§ **To be done**: Please transcribe the listing below in full and word for word, without its pictures.

Start of Data for processing

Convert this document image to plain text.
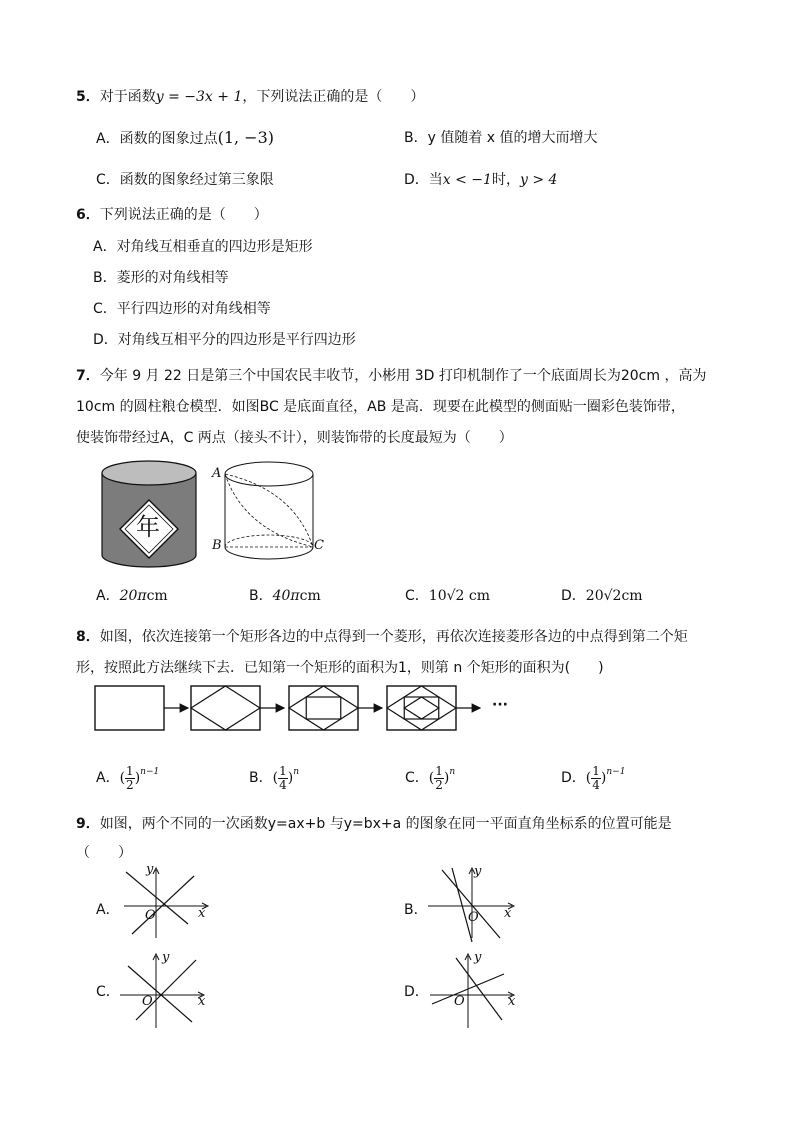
5．对于函数y = −3x + 1，下列说法正确的是（　　）
A．函数的图象过点(1, −3)	B．y 值随着 x 值的增大而增大
C．函数的图象经过第三象限	D．当x < −1时，y > 4
6．下列说法正确的是（　　）
A．对角线互相垂直的四边形是矩形
B．菱形的对角线相等
C．平行四边形的对角线相等
D．对角线互相平分的四边形是平行四边形
7．今年 9 月 22 日是第三个中国农民丰收节，小彬用 3D 打印机制作了一个底面周长为20cm ，高为
10cm 的圆柱粮仓模型．如图BC 是底面直径，AB 是高．现要在此模型的侧面贴一圈彩色装饰带，
使装饰带经过A，C 两点（接头不计），则装饰带的长度最短为（　　）
年
A
B	C
A．20πcm	B．40πcm	C．10√2 cm	D．20√2cm
8．如图，依次连接第一个矩形各边的中点得到一个菱形，再依次连接菱形各边的中点得到第二个矩
形，按照此方法继续下去．已知第一个矩形的面积为1，则第 n 个矩形的面积为(　　)
···
A．( $\frac{1}{2} )^{n-1}$	B．( $\frac{1}{4} )^n$	C．( $\frac{1}{2} )^n$	D．( $\frac{1}{4} )^{n-1}$
9．如图，两个不同的一次函数y=ax+b 与y=bx+a 的图象在同一平面直角坐标系的位置可能是
（　　）
A．
y
x
O	B．
y
x
O
C．
y
x
O
D．
y
x
O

End of Data for processing

§ **Right answer**:
Convert this document image to plain text.
5．对于函数y = −3x + 1，下列说法正确的是（　　）
A．函数的图象过点(1, −3)	B．y 值随着 x 值的增大而增大
C．函数的图象经过第三象限	D．当x < −1时，y > 4
6．下列说法正确的是（　　）
A．对角线互相垂直的四边形是矩形
B．菱形的对角线相等
C．平行四边形的对角线相等
D．对角线互相平分的四边形是平行四边形
7．今年 9 月 22 日是第三个中国农民丰收节，小彬用 3D 打印机制作了一个底面周长为20cm ，高为
10cm 的圆柱粮仓模型．如图BC 是底面直径，AB 是高．现要在此模型的侧面贴一圈彩色装饰带，
使装饰带经过A，C 两点（接头不计），则装饰带的长度最短为（　　）
年
A
B	C
A．20πcm	B．40πcm	C．10√2 cm	D．20√2cm
8．如图，依次连接第一个矩形各边的中点得到一个菱形，再依次连接菱形各边的中点得到第二个矩
形，按照此方法继续下去．已知第一个矩形的面积为1，则第 n 个矩形的面积为(　　)
···
A．( $\frac{1}{2} )^{n-1}$	B．( $\frac{1}{4} )^n$	C．( $\frac{1}{2} )^n$	D．( $\frac{1}{4} )^{n-1}$
9．如图，两个不同的一次函数y=ax+b 与y=bx+a 的图象在同一平面直角坐标系的位置可能是
（　　）
A．
y
x
O	B．
y
x
O
C．
y
x
O
D．
y
x
O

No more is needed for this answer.